### EXERCISE DESCRIPTION
Collect each line of the records containing the string "right".

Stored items
--- begin ---
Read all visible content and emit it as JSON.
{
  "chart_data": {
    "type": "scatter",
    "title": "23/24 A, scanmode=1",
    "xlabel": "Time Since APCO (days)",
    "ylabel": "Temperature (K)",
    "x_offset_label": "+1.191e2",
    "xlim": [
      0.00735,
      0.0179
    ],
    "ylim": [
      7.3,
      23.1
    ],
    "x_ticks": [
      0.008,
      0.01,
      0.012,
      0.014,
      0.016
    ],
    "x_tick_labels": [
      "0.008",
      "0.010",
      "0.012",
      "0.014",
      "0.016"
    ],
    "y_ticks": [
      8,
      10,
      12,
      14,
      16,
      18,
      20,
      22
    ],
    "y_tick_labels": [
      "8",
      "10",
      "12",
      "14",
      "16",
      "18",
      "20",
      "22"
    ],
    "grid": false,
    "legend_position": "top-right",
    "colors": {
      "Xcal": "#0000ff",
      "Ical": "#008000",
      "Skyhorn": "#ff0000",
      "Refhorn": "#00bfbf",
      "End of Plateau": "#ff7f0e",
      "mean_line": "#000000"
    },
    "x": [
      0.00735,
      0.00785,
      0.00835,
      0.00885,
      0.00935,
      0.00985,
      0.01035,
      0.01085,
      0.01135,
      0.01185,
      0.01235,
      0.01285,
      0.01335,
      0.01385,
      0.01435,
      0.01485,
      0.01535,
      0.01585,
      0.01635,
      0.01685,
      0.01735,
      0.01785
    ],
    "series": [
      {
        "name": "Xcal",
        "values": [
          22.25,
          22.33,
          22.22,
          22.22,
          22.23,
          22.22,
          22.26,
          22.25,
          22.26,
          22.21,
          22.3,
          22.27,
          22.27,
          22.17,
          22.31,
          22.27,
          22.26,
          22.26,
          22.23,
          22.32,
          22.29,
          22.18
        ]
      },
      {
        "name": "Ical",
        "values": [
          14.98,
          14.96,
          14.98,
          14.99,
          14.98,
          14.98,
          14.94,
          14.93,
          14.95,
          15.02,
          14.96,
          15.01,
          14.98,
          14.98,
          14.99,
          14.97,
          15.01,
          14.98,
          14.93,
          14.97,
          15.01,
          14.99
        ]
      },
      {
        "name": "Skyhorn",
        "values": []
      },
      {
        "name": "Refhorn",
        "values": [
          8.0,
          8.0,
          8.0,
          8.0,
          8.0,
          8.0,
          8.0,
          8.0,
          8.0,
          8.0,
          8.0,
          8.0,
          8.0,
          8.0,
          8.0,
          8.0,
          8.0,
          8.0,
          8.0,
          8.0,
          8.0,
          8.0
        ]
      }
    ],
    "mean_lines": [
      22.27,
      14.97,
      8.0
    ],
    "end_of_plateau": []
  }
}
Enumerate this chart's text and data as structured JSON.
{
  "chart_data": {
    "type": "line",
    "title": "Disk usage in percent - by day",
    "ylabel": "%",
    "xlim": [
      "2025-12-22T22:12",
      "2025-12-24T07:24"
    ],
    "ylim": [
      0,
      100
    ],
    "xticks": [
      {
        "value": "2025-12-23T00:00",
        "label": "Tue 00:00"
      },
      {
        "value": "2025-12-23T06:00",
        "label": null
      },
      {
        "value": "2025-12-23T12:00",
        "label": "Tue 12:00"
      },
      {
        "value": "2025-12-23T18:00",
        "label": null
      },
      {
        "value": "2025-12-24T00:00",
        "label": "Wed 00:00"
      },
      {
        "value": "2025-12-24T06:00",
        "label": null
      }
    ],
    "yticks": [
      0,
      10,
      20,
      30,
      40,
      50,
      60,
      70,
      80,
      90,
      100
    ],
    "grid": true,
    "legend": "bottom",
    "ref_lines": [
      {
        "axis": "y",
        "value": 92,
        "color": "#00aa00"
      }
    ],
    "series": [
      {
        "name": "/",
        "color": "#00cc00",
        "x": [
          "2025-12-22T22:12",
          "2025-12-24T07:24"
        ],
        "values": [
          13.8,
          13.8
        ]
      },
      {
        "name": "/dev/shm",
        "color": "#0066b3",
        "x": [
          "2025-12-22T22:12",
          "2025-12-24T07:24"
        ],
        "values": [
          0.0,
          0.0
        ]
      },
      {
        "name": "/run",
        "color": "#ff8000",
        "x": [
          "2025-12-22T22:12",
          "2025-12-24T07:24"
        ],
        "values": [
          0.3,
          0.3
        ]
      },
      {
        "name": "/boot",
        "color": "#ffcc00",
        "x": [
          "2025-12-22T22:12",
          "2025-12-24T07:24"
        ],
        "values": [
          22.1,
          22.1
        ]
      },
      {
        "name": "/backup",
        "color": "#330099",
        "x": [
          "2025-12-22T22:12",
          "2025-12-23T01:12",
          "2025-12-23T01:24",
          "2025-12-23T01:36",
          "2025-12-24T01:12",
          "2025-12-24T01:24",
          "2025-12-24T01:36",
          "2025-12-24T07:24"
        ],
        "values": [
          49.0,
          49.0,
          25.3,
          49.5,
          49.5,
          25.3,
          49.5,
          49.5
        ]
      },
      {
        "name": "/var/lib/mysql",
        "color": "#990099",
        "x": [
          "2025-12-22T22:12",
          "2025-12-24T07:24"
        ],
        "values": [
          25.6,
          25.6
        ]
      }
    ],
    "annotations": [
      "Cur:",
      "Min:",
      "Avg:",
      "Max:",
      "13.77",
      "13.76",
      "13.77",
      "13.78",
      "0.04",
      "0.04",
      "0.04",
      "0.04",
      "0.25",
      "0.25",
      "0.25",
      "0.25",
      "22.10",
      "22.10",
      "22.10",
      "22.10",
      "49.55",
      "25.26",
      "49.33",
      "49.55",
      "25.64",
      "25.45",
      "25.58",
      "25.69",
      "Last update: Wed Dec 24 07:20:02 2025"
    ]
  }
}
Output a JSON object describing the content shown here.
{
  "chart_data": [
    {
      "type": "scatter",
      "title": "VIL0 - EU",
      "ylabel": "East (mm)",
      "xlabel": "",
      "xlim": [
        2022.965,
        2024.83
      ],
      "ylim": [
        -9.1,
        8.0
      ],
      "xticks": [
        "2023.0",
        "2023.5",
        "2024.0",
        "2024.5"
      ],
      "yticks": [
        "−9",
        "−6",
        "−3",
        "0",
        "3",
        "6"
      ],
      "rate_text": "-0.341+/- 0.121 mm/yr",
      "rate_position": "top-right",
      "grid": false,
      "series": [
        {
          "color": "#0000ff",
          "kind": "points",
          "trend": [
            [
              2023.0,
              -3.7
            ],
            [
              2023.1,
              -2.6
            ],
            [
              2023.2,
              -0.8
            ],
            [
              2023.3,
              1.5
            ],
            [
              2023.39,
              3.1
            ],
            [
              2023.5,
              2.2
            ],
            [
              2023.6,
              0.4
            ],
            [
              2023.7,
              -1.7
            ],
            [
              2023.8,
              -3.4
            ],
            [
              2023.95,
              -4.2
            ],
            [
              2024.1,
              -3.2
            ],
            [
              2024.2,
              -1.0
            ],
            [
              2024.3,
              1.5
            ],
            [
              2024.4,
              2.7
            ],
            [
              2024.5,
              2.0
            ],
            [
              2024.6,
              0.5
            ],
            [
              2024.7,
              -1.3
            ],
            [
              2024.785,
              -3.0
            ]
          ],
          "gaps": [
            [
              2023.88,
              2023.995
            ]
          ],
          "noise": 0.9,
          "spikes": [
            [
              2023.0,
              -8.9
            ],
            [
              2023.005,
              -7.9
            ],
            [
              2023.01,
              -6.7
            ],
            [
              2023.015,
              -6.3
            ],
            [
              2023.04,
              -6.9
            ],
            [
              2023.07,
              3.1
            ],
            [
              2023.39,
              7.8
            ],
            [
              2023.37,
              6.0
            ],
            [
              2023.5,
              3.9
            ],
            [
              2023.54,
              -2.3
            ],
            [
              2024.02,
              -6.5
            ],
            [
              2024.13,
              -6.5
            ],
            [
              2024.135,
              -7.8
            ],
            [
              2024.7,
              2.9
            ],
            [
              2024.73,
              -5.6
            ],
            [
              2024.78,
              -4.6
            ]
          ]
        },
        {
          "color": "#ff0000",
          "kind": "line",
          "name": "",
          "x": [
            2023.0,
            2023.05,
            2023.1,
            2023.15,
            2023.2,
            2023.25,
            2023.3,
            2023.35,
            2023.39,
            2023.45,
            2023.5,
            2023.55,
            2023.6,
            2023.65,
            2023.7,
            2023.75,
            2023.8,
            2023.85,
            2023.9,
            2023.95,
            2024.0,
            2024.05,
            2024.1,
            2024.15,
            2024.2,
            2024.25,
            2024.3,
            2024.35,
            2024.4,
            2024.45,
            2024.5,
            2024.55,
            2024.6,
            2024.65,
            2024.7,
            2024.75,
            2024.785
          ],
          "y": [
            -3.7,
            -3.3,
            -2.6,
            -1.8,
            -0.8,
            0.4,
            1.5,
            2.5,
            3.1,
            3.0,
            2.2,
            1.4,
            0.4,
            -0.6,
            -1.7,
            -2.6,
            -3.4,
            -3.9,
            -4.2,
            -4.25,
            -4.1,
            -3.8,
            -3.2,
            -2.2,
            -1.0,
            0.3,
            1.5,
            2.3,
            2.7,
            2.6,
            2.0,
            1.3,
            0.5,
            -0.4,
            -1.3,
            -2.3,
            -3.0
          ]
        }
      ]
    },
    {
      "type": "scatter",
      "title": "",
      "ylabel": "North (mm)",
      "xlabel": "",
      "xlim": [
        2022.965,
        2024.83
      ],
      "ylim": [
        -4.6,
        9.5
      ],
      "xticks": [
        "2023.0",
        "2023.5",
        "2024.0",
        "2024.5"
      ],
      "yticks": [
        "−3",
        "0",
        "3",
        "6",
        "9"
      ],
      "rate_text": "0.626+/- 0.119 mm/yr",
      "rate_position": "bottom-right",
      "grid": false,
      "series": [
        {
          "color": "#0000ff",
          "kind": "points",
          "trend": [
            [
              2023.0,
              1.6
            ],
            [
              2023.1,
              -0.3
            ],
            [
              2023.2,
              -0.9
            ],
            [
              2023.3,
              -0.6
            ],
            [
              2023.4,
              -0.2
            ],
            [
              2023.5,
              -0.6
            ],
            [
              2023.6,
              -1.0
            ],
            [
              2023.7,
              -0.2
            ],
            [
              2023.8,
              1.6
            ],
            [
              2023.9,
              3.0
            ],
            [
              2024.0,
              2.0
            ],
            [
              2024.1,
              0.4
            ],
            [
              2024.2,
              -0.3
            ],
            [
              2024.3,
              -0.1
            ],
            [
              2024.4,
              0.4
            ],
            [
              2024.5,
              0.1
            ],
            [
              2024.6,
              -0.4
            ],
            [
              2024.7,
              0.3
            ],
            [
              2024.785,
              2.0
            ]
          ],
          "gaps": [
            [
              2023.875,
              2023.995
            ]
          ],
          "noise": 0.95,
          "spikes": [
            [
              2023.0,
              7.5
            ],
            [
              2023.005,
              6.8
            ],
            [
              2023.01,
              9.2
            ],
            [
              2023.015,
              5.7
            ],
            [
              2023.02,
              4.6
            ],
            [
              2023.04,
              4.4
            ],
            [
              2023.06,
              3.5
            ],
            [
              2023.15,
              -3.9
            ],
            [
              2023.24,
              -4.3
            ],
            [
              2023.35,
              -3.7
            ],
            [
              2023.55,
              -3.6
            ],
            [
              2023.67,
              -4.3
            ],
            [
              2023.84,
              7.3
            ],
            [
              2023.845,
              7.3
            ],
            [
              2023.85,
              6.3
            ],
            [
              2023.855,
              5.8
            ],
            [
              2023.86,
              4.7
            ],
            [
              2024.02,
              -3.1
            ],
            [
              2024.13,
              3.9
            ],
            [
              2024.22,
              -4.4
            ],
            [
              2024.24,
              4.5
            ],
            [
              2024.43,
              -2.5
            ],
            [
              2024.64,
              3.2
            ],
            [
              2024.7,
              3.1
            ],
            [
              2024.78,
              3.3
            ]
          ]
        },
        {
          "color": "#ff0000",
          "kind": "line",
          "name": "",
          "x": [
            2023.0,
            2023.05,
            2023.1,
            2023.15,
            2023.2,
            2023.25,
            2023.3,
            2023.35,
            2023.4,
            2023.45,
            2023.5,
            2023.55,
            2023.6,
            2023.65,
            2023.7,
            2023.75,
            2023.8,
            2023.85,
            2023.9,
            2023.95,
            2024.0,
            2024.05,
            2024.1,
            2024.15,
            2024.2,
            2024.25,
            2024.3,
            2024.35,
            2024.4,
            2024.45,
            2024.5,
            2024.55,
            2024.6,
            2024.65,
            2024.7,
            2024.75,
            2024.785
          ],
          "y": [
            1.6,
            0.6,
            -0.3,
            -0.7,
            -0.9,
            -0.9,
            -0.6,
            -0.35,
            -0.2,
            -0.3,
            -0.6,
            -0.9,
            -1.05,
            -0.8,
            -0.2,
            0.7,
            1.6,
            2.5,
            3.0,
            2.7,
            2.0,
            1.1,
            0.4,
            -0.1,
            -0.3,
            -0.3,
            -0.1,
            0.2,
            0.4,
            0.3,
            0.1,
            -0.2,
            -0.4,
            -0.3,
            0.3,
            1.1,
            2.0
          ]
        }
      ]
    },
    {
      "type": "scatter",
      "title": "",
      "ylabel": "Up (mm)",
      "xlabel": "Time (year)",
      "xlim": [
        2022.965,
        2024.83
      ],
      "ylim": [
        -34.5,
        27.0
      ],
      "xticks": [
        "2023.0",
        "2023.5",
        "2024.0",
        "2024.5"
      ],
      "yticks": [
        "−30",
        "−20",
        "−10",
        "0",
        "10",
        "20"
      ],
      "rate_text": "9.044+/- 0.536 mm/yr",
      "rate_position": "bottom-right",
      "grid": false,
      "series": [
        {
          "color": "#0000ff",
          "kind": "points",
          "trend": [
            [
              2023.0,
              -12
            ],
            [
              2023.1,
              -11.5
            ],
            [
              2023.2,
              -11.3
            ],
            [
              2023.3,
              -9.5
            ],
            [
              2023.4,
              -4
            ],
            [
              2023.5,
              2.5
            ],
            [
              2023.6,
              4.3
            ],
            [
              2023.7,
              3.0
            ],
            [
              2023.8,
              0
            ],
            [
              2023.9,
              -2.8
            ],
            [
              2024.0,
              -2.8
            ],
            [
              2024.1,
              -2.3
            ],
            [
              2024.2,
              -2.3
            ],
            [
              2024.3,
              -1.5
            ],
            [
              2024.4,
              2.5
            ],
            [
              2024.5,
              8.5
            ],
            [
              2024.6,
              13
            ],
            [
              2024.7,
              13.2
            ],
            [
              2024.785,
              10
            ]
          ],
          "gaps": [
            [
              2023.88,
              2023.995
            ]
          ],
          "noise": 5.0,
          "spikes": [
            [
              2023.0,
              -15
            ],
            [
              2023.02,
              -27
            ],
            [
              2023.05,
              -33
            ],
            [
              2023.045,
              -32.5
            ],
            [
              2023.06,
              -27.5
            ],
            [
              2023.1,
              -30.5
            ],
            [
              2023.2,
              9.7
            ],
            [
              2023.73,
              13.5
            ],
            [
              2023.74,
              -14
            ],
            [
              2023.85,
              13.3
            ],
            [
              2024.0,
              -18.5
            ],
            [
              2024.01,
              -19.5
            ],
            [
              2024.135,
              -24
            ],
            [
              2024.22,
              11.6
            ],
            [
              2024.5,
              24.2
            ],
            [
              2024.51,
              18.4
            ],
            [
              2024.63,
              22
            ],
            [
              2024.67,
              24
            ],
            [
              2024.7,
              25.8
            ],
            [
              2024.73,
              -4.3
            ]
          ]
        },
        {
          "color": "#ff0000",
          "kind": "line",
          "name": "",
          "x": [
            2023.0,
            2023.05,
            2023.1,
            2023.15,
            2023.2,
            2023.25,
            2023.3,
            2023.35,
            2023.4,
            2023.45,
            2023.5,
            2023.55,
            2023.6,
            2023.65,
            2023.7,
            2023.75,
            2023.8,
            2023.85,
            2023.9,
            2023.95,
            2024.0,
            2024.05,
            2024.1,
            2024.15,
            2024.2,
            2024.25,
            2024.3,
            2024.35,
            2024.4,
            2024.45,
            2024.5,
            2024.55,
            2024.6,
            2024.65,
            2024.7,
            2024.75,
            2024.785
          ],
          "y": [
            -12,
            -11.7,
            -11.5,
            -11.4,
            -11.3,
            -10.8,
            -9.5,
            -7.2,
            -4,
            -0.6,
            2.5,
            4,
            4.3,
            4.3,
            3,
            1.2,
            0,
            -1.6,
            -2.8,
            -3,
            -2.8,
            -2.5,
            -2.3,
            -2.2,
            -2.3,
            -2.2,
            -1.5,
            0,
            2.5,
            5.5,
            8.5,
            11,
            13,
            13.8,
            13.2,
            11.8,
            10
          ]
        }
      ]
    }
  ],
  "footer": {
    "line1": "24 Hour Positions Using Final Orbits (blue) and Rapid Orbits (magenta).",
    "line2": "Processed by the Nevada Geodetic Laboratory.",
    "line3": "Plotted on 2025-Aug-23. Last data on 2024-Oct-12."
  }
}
--- end ---
### COMPLETED TASK
    "legend_position": "top-right",
      "rate_position": "top-right",
      "rate_position": "bottom-right",
      "rate_position": "bottom-right",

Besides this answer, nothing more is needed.